- Task to carry out -
Check every line of the material below for "autre". Give the number of lines that have it, and only that.

- Source data -
___

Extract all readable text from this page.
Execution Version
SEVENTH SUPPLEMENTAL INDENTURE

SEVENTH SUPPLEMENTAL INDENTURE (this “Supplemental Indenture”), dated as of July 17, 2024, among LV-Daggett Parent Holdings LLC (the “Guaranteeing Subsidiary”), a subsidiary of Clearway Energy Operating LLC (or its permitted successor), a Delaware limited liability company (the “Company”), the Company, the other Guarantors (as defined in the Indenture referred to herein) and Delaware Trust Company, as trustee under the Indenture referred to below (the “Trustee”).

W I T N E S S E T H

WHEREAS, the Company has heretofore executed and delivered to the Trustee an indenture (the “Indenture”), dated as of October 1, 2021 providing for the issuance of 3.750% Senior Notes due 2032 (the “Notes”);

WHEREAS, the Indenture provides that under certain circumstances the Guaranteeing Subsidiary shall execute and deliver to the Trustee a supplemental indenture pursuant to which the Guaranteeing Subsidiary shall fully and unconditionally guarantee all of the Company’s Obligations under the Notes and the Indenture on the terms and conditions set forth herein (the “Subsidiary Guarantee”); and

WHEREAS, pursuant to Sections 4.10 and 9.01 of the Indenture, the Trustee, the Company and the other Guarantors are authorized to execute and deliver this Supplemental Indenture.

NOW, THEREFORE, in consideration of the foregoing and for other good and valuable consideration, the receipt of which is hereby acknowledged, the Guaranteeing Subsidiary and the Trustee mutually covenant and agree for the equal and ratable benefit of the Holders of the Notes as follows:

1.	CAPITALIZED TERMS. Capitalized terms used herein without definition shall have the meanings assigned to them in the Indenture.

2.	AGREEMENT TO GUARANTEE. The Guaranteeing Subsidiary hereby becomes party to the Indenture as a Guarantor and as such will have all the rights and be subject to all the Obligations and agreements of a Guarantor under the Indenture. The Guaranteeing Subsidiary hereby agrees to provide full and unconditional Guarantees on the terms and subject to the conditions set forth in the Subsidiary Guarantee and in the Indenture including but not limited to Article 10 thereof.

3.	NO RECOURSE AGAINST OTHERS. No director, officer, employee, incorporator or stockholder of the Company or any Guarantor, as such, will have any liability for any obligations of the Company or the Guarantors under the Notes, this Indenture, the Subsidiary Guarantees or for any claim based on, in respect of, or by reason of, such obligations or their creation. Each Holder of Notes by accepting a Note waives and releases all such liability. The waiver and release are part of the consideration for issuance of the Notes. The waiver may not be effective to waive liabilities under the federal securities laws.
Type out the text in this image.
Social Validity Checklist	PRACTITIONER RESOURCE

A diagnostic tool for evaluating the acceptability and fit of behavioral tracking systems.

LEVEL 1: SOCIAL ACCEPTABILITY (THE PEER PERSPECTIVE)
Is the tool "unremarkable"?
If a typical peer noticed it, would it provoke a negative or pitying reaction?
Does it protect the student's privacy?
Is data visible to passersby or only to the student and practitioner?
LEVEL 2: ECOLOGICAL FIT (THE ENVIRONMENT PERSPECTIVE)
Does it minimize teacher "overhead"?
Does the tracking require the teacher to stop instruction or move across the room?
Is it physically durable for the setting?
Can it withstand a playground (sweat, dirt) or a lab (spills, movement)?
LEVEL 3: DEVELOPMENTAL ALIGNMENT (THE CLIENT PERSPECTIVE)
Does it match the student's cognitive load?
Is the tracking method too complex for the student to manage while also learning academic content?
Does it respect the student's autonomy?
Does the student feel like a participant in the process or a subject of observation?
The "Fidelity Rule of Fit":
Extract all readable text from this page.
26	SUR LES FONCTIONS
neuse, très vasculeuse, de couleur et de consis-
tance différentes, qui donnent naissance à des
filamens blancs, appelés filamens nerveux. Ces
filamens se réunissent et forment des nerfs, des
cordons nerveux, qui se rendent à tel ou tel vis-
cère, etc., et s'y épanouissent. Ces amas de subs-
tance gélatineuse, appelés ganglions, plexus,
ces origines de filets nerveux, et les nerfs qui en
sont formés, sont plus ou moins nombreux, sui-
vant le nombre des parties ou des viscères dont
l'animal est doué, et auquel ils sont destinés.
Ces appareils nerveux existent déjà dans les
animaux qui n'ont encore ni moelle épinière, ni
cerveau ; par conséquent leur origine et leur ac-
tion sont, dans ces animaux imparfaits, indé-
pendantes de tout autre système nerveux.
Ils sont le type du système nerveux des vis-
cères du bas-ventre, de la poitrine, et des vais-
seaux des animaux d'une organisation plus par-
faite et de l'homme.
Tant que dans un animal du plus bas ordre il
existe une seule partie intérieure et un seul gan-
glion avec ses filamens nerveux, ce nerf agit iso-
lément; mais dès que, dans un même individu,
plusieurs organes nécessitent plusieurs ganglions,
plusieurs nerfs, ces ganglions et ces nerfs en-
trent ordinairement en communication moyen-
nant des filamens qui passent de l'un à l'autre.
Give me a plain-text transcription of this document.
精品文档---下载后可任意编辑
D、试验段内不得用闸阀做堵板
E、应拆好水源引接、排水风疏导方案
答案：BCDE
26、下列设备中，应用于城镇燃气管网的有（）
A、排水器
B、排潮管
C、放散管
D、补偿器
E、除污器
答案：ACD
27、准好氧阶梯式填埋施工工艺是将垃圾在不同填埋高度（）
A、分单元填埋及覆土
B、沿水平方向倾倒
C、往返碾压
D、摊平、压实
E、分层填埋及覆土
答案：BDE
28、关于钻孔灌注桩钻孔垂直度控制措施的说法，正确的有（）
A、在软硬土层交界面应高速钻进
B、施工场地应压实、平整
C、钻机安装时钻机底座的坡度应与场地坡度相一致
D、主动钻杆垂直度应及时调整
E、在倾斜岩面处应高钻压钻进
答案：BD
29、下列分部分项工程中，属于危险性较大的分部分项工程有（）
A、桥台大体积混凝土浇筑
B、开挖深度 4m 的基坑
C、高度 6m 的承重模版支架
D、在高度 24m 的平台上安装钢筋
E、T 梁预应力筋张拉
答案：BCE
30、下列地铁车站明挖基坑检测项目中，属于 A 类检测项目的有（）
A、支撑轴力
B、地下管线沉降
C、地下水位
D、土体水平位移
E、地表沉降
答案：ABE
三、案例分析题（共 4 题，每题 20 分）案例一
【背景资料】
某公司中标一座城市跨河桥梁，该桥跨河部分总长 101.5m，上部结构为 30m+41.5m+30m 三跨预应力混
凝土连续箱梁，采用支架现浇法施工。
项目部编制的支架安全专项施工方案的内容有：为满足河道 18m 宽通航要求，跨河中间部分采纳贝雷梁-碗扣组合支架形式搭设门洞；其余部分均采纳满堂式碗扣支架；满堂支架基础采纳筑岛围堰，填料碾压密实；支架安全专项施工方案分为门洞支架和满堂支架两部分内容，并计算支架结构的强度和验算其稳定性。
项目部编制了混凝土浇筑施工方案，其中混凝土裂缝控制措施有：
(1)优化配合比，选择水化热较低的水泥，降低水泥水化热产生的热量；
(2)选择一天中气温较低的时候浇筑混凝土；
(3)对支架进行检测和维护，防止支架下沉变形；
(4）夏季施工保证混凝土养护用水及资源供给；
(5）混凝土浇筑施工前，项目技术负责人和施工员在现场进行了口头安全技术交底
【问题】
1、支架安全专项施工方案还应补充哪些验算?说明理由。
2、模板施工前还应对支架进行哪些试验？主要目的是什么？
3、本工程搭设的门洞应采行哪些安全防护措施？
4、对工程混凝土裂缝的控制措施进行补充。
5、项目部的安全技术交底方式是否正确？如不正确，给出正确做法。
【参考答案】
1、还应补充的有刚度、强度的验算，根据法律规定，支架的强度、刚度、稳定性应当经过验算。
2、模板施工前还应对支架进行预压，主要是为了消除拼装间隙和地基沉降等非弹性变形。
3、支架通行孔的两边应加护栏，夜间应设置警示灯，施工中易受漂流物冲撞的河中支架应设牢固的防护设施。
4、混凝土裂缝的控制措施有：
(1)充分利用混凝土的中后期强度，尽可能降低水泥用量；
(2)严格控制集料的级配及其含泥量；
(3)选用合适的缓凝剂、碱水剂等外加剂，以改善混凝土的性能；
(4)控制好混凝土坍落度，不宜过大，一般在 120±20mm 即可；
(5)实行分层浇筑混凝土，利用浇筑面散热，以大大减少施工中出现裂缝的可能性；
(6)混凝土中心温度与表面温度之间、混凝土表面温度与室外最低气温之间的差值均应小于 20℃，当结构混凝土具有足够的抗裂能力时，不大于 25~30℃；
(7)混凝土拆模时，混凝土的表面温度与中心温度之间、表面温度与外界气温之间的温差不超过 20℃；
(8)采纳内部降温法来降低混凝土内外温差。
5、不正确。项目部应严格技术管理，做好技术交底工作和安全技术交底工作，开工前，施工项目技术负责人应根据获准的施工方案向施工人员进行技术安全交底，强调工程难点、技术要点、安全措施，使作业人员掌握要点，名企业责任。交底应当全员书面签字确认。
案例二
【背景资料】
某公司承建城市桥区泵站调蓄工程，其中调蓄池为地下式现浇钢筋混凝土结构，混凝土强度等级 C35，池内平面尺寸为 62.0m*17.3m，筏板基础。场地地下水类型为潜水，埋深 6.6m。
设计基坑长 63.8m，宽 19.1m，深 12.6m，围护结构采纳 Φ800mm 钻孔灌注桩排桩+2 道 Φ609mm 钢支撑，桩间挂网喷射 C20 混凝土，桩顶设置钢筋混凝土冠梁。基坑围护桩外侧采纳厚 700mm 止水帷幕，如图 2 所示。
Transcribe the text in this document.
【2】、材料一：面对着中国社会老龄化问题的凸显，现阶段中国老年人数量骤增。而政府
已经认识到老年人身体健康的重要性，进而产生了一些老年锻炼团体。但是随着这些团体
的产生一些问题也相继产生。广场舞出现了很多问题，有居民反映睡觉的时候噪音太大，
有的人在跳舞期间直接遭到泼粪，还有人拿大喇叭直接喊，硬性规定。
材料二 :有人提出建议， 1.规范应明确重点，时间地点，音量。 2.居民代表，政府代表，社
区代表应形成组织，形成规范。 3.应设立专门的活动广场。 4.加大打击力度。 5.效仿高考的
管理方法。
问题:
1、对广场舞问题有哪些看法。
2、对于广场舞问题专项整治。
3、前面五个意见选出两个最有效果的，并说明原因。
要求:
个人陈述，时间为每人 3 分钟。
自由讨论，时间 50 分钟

___

- The response -
2